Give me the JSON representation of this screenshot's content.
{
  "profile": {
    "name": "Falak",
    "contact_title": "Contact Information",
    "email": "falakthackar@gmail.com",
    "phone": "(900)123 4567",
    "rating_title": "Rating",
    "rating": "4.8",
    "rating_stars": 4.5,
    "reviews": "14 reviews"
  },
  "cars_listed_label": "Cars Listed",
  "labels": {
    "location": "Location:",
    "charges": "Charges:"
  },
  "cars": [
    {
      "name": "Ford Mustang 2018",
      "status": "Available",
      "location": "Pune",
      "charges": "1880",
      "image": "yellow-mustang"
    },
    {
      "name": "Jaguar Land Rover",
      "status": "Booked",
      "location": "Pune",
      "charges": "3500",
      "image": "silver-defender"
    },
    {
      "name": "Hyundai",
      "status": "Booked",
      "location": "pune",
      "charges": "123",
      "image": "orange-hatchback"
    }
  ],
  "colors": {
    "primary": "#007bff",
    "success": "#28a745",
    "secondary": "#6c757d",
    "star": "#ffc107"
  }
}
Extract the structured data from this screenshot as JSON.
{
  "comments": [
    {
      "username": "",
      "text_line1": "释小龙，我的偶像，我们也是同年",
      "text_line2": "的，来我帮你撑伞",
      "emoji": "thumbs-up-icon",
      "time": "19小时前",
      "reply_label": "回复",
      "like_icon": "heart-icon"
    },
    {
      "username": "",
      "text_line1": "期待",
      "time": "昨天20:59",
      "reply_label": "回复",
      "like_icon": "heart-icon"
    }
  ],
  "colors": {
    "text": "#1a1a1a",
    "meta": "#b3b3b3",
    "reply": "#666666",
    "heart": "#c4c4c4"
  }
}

════════════════

= Exercise goal =
Print out all the entries precisely as written.

= Answer =
Give me the JSON representation of this screenshot's content.
{
  "profile": {
    "name": "Falak",
    "contact_title": "Contact Information",
    "email": "falakthackar@gmail.com",
    "phone": "(900)123 4567",
    "rating_title": "Rating",
    "rating": "4.8",
    "rating_stars": 4.5,
    "reviews": "14 reviews"
  },
  "cars_listed_label": "Cars Listed",
  "labels": {
    "location": "Location:",
    "charges": "Charges:"
  },
  "cars": [
    {
      "name": "Ford Mustang 2018",
      "status": "Available",
      "location": "Pune",
      "charges": "1880",
      "image": "yellow-mustang"
    },
    {
      "name": "Jaguar Land Rover",
      "status": "Booked",
      "location": "Pune",
      "charges": "3500",
      "image": "silver-defender"
    },
    {
      "name": "Hyundai",
      "status": "Booked",
      "location": "pune",
      "charges": "123",
      "image": "orange-hatchback"
    }
  ],
  "colors": {
    "primary": "#007bff",
    "success": "#28a745",
    "secondary": "#6c757d",
    "star": "#ffc107"
  }
}
Extract the structured data from this screenshot as JSON.
{
  "comments": [
    {
      "username": "",
      "text_line1": "释小龙，我的偶像，我们也是同年",
      "text_line2": "的，来我帮你撑伞",
      "emoji": "thumbs-up-icon",
      "time": "19小时前",
      "reply_label": "回复",
      "like_icon": "heart-icon"
    },
    {
      "username": "",
      "text_line1": "期待",
      "time": "昨天20:59",
      "reply_label": "回复",
      "like_icon": "heart-icon"
    }
  ],
  "colors": {
    "text": "#1a1a1a",
    "meta": "#b3b3b3",
    "reply": "#666666",
    "heart": "#c4c4c4"
  }
}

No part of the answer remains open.